Records provided start
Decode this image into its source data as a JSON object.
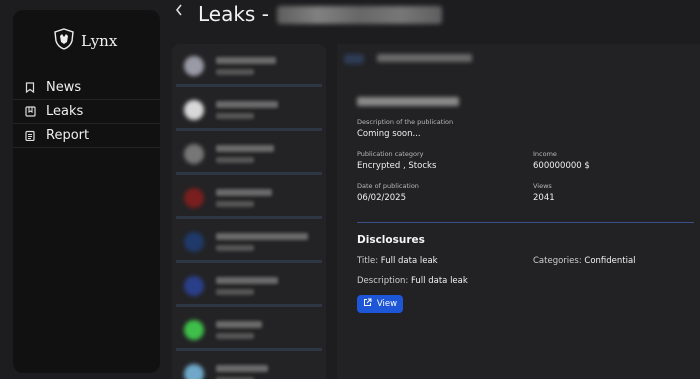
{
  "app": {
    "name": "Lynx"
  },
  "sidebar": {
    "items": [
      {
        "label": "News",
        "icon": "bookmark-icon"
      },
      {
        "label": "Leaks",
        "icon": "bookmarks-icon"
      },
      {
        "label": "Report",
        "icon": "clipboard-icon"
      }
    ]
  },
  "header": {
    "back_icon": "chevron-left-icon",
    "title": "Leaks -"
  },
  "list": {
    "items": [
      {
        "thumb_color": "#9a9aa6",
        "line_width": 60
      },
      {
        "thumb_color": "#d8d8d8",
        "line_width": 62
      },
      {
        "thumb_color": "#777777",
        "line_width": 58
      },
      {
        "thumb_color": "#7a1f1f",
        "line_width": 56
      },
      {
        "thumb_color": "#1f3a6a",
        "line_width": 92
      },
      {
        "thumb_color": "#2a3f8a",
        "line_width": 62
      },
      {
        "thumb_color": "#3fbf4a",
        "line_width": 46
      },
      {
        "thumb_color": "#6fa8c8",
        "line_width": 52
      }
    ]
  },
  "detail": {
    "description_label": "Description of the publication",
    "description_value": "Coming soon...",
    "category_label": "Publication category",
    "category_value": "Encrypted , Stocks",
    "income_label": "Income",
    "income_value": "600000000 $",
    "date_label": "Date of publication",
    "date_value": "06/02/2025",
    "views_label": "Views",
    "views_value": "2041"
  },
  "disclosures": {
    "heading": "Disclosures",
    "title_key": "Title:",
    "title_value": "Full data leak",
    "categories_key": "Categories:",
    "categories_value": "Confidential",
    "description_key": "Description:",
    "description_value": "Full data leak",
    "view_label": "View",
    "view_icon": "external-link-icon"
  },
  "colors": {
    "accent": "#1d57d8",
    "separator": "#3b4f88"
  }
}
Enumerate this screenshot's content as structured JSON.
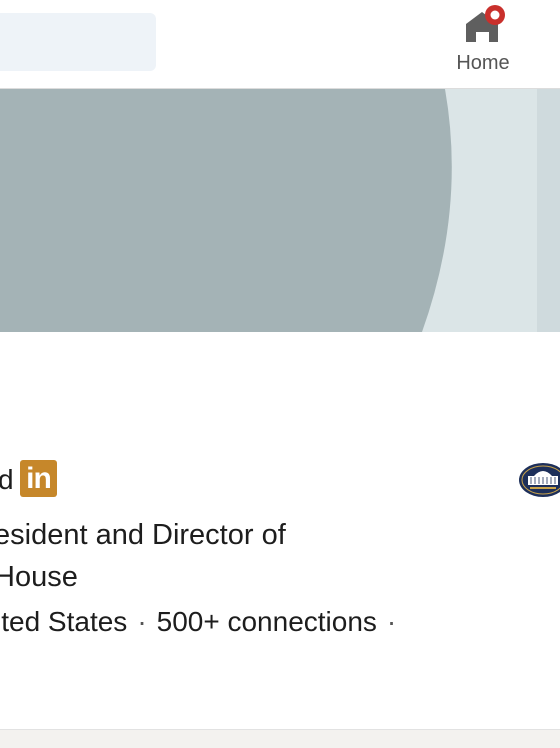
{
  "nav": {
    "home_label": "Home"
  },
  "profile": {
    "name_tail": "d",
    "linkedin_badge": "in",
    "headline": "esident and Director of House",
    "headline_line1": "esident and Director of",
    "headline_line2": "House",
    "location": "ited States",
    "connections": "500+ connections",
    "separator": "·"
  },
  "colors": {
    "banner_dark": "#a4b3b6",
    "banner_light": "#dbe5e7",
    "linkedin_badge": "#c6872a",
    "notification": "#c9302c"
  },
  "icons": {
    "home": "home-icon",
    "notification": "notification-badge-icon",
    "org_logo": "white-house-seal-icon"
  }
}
Records provided end
- **Stated goal**
Return, unchanged, the lines from the one containing "Enumerate this screenshot's" down to the end of the entries above, inclusive. Images are left out.

- **Expected answer**
Enumerate this screenshot's content as structured JSON.
{
  "nav": {
    "home_label": "Home"
  },
  "profile": {
    "name_tail": "d",
    "linkedin_badge": "in",
    "headline": "esident and Director of House",
    "headline_line1": "esident and Director of",
    "headline_line2": "House",
    "location": "ited States",
    "connections": "500+ connections",
    "separator": "·"
  },
  "colors": {
    "banner_dark": "#a4b3b6",
    "banner_light": "#dbe5e7",
    "linkedin_badge": "#c6872a",
    "notification": "#c9302c"
  },
  "icons": {
    "home": "home-icon",
    "notification": "notification-badge-icon",
    "org_logo": "white-house-seal-icon"
  }
}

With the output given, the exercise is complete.